##### Data

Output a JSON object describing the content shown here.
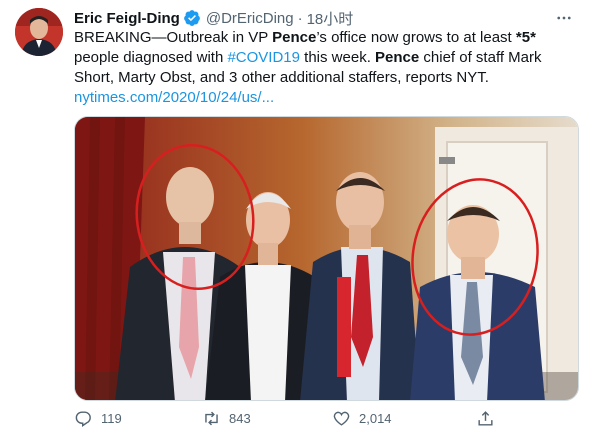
{
  "tweet": {
    "author_name": "Eric Feigl-Ding",
    "handle": "@DrEricDing",
    "separator": "·",
    "time": "18小时",
    "text": {
      "p1": "BREAKING—Outbreak in VP ",
      "b1": "Pence",
      "p2": "’s office now grows to at least ",
      "b2": "*5*",
      "p3": " people diagnosed with ",
      "hashtag": "#COVID19",
      "p4": " this week. ",
      "b3": "Pence",
      "p5": " chief of staff Mark Short, Marty Obst, and 3 other additional staffers, reports NYT.",
      "link": "nytimes.com/2020/10/24/us/..."
    }
  },
  "actions": {
    "reply_count": "119",
    "retweet_count": "843",
    "like_count": "2,014"
  },
  "icons": {
    "verified": "verified-badge-icon",
    "more": "more-icon",
    "reply": "reply-icon",
    "retweet": "retweet-icon",
    "like": "like-icon",
    "share": "share-icon"
  },
  "colors": {
    "accent": "#1b95e0",
    "text": "#0f1419",
    "muted": "#536471",
    "circle": "#d81f1f"
  }
}
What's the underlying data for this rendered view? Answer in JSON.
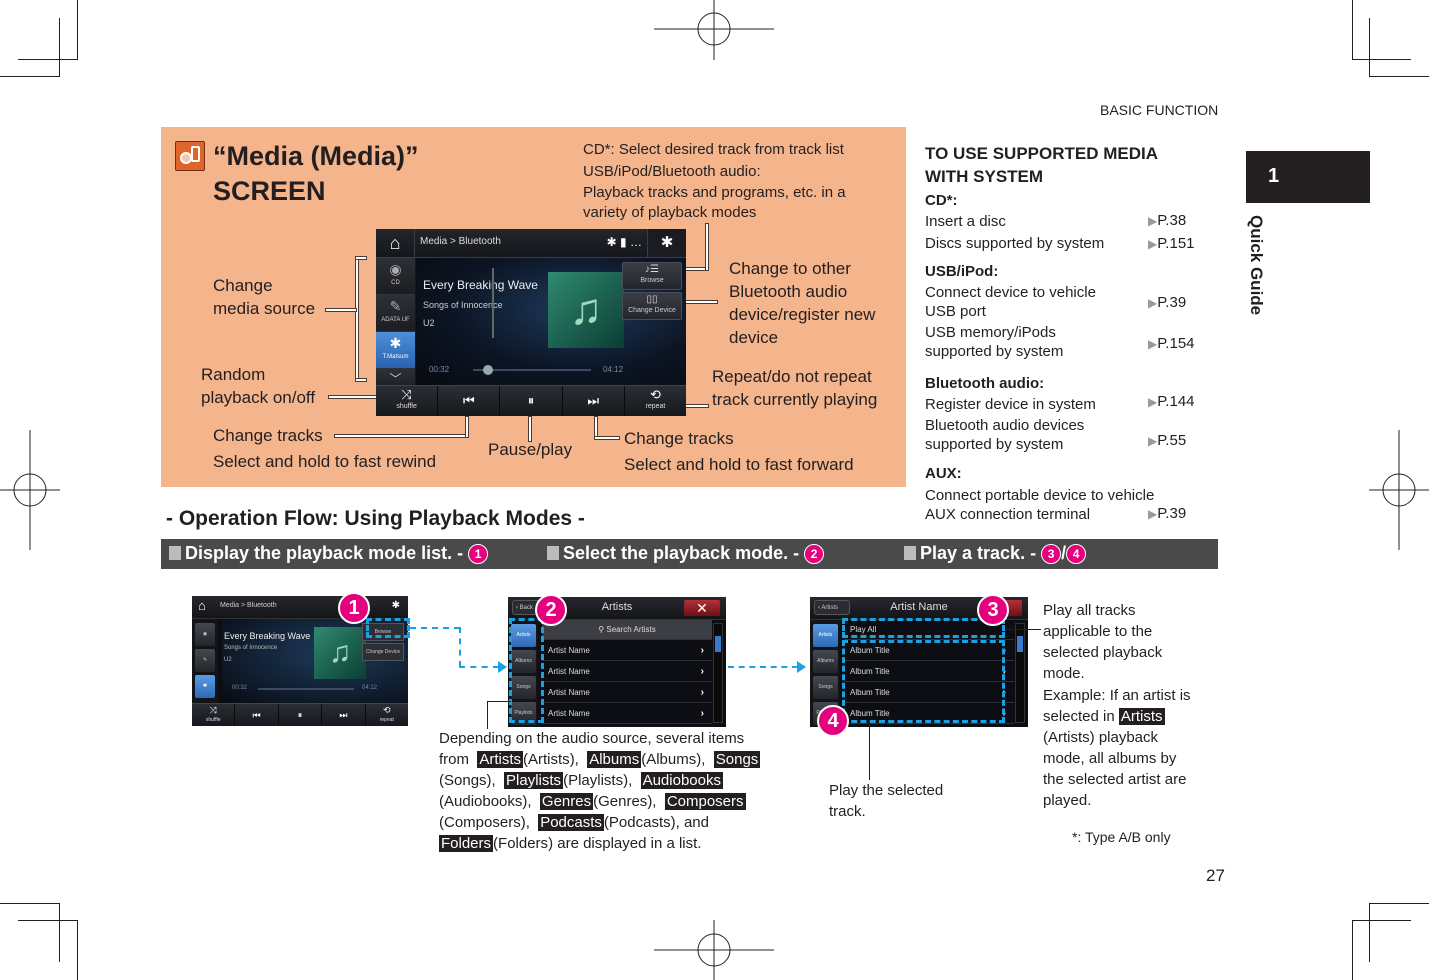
{
  "header": {
    "section": "BASIC FUNCTION",
    "chapter_number": "1",
    "chapter_label": "Quick Guide",
    "page_number": "27"
  },
  "media_panel": {
    "icon": "media-app-icon",
    "title_line1": "“Media (Media)”",
    "title_line2": "SCREEN",
    "description": [
      "CD*: Select desired track from track list",
      "USB/iPod/Bluetooth audio:",
      "Playback tracks and programs, etc. in a",
      "variety of playback modes"
    ],
    "callouts": {
      "change_source": [
        "Change",
        "media source"
      ],
      "random": [
        "Random",
        "playback on/off"
      ],
      "change_tracks_back": [
        "Change tracks",
        "Select and hold to fast rewind"
      ],
      "pause_play": "Pause/play",
      "change_tracks_fwd": [
        "Change tracks",
        "Select and hold to fast forward"
      ],
      "change_device": [
        "Change to other",
        "Bluetooth audio",
        "device/register new",
        "device"
      ],
      "repeat": [
        "Repeat/do not repeat",
        "track currently playing"
      ]
    },
    "screen": {
      "breadcrumb": "Media > Bluetooth",
      "sources": [
        {
          "label": "CD",
          "icon": "disc-icon"
        },
        {
          "label": "ADATA UF",
          "icon": "usb-icon"
        },
        {
          "label": "T.Matsum",
          "icon": "bluetooth-icon"
        }
      ],
      "track_title": "Every Breaking Wave",
      "album": "Songs of Innocence",
      "artist": "U2",
      "elapsed": "00:32",
      "duration": "04:12",
      "progress": 0.13,
      "browse_label": "Browse",
      "change_device_label": "Change Device",
      "controls": {
        "shuffle": "shuffle",
        "repeat": "repeat"
      }
    }
  },
  "supported_media": {
    "title_line1": "TO USE SUPPORTED MEDIA",
    "title_line2": "WITH SYSTEM",
    "sections": [
      {
        "heading": "CD*:",
        "items": [
          {
            "text": [
              "Insert a disc"
            ],
            "ref": "P.38"
          },
          {
            "text": [
              "Discs supported by system"
            ],
            "ref": "P.151"
          }
        ]
      },
      {
        "heading": "USB/iPod:",
        "items": [
          {
            "text": [
              "Connect device to vehicle",
              "USB port"
            ],
            "ref": "P.39"
          },
          {
            "text": [
              "USB memory/iPods",
              "supported by system"
            ],
            "ref": "P.154"
          }
        ]
      },
      {
        "heading": "Bluetooth audio:",
        "items": [
          {
            "text": [
              "Register device in system"
            ],
            "ref": "P.144"
          },
          {
            "text": [
              "Bluetooth audio devices",
              "supported by system"
            ],
            "ref": "P.55"
          }
        ]
      },
      {
        "heading": "AUX:",
        "items": [
          {
            "text": [
              "Connect portable device to vehicle",
              "AUX connection terminal"
            ],
            "ref": "P.39"
          }
        ]
      }
    ]
  },
  "flow": {
    "title": "- Operation Flow: Using Playback Modes -",
    "steps": [
      {
        "label": "Display the playback mode list. -",
        "nums": [
          "1"
        ]
      },
      {
        "label": "Select the playback mode. -",
        "nums": [
          "2"
        ]
      },
      {
        "label": "Play a track. -",
        "nums": [
          "3",
          "4"
        ],
        "sep": "/"
      }
    ],
    "screen1": {
      "breadcrumb": "Media > Bluetooth",
      "track_title": "Every Breaking Wave",
      "album": "Songs of Innocence",
      "artist": "U2",
      "elapsed": "00:32",
      "duration": "04:12",
      "browse": "Browse",
      "change_device": "Change Device",
      "shuffle": "shuffle",
      "repeat": "repeat",
      "badge": "1"
    },
    "screen2": {
      "title": "Artists",
      "back": "Back",
      "search": "Search Artists",
      "tabs": [
        "Artists",
        "Albums",
        "Songs",
        "Playlists"
      ],
      "rows": [
        "Artist Name",
        "Artist Name",
        "Artist Name",
        "Artist Name"
      ],
      "badge": "2"
    },
    "screen3": {
      "title": "Artist Name",
      "back": "Artists",
      "play_all": "Play All",
      "tabs": [
        "Artists",
        "Albums",
        "Songs",
        "Playlists"
      ],
      "rows": [
        "Album Title",
        "Album Title",
        "Album Title",
        "Album Title"
      ],
      "badge3": "3",
      "badge4": "4"
    },
    "modes_text": {
      "intro": "Depending on the audio source, several items",
      "from": "from",
      "items": [
        "Artists",
        "Albums",
        "Songs",
        "Playlists",
        "Audiobooks",
        "Genres",
        "Composers",
        "Podcasts",
        "Folders"
      ],
      "outro": "are displayed in a list."
    },
    "play_selected": [
      "Play the selected",
      "track."
    ],
    "play_all_desc": [
      "Play all tracks",
      "applicable to the",
      "selected playback",
      "mode."
    ],
    "example": {
      "pre": [
        "Example: If an artist is",
        "selected in"
      ],
      "tag": "Artists",
      "post": [
        "(Artists) playback",
        "mode, all albums by",
        "the selected artist are",
        "played."
      ]
    },
    "footnote": "*: Type A/B only"
  }
}
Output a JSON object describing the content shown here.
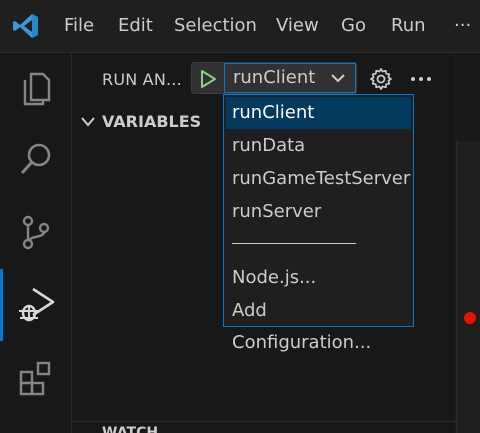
{
  "menubar": {
    "items": [
      "File",
      "Edit",
      "Selection",
      "View",
      "Go",
      "Run",
      "···"
    ]
  },
  "activitybar": {
    "items": [
      "explorer-icon",
      "search-icon",
      "source-control-icon",
      "run-debug-icon",
      "extensions-icon"
    ],
    "active": "run-debug-icon"
  },
  "sidebar": {
    "title": "RUN AN...",
    "selected_config": "runClient",
    "sections": {
      "variables": "VARIABLES",
      "watch": "WATCH"
    }
  },
  "dropdown": {
    "options": [
      "runClient",
      "runData",
      "runGameTestServer",
      "runServer"
    ],
    "extra_options": [
      "Node.js...",
      "Add Configuration..."
    ],
    "selected_index": 0
  },
  "colors": {
    "accent": "#0078d4",
    "play": "#89d185",
    "selected_bg": "#04395e",
    "breakpoint": "#e51400"
  }
}
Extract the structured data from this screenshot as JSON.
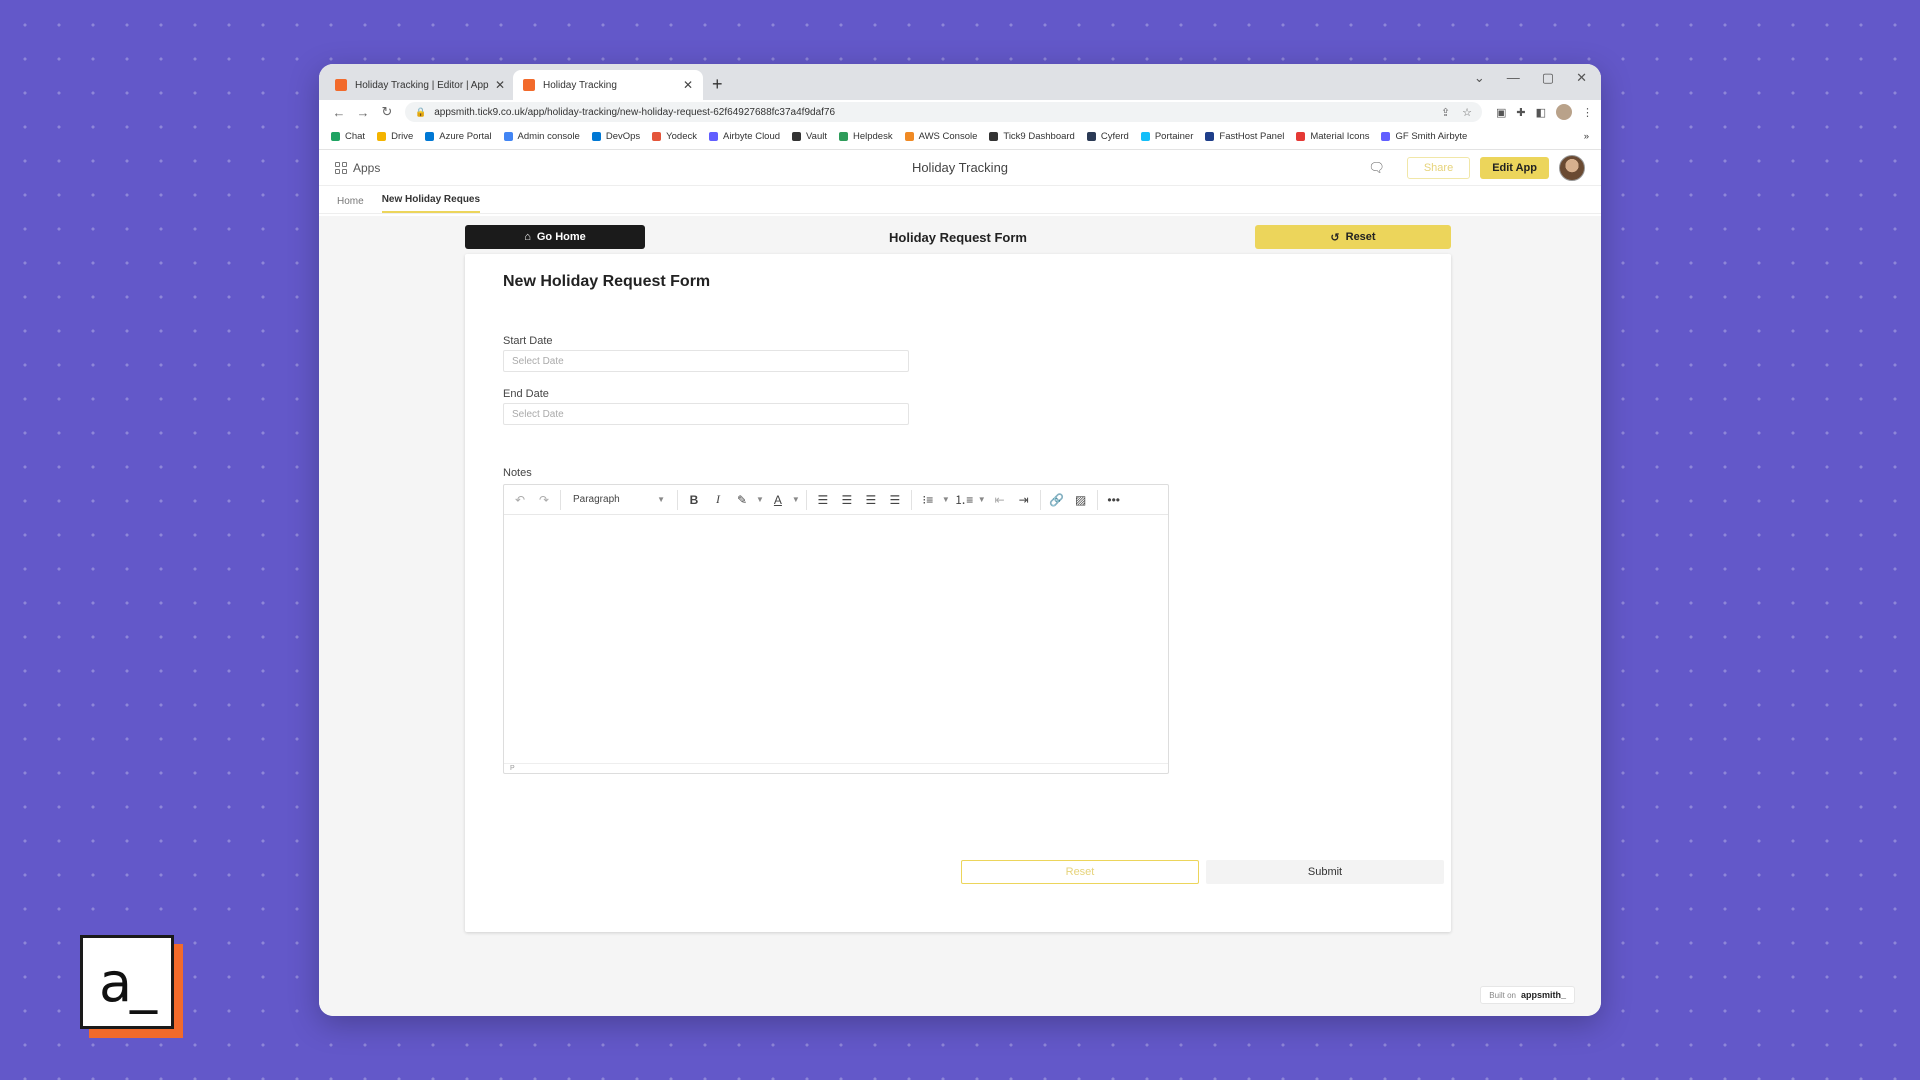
{
  "browser": {
    "tabs": [
      {
        "title": "Holiday Tracking | Editor | Appsm",
        "active": false
      },
      {
        "title": "Holiday Tracking",
        "active": true
      }
    ],
    "url": "appsmith.tick9.co.uk/app/holiday-tracking/new-holiday-request-62f64927688fc37a4f9daf76",
    "bookmarks": [
      {
        "label": "Chat",
        "color": "#1ea362"
      },
      {
        "label": "Drive",
        "color": "#f4b400"
      },
      {
        "label": "Azure Portal",
        "color": "#0078d4"
      },
      {
        "label": "Admin console",
        "color": "#4285f4"
      },
      {
        "label": "DevOps",
        "color": "#0078d4"
      },
      {
        "label": "Yodeck",
        "color": "#e4553a"
      },
      {
        "label": "Airbyte Cloud",
        "color": "#615eff"
      },
      {
        "label": "Vault",
        "color": "#333333"
      },
      {
        "label": "Helpdesk",
        "color": "#2e9c5a"
      },
      {
        "label": "AWS Console",
        "color": "#f08a24"
      },
      {
        "label": "Tick9 Dashboard",
        "color": "#333333"
      },
      {
        "label": "Cyferd",
        "color": "#2b3a55"
      },
      {
        "label": "Portainer",
        "color": "#13bef9"
      },
      {
        "label": "FastHost Panel",
        "color": "#1f3e8a"
      },
      {
        "label": "Material Icons",
        "color": "#e53935"
      },
      {
        "label": "GF Smith Airbyte",
        "color": "#615eff"
      }
    ]
  },
  "app": {
    "apps_label": "Apps",
    "title": "Holiday Tracking",
    "share_label": "Share",
    "edit_label": "Edit App",
    "pages": [
      {
        "label": "Home",
        "active": false
      },
      {
        "label": "New Holiday Reques",
        "active": true
      }
    ]
  },
  "form": {
    "go_home_label": "Go Home",
    "header_title": "Holiday Request Form",
    "top_reset_label": "Reset",
    "title": "New Holiday Request Form",
    "start_date_label": "Start Date",
    "start_date_placeholder": "Select Date",
    "end_date_label": "End Date",
    "end_date_placeholder": "Select Date",
    "notes_label": "Notes",
    "paragraph_select": "Paragraph",
    "statusbar_text": "P",
    "reset_label": "Reset",
    "submit_label": "Submit"
  },
  "footer": {
    "built_on": "Built on",
    "brand": "appsmith_"
  },
  "logo_text": "a_",
  "colors": {
    "accent": "#ecd55b",
    "background": "#6358c9",
    "logo_shadow": "#f26a2b"
  }
}
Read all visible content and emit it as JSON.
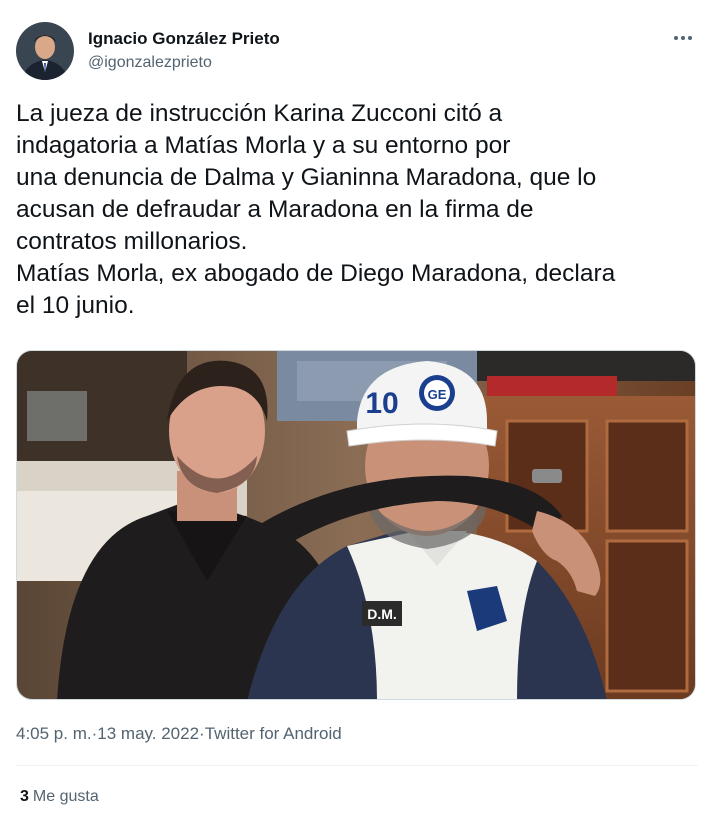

##########

__Task details__
Wherever "this" shows up in a line, copy that line.

__Task answer__
      "p4": " this week. ",
What's the underlying data for this rendered view? Answer in JSON.
Extract the structured data from this screenshot as JSON.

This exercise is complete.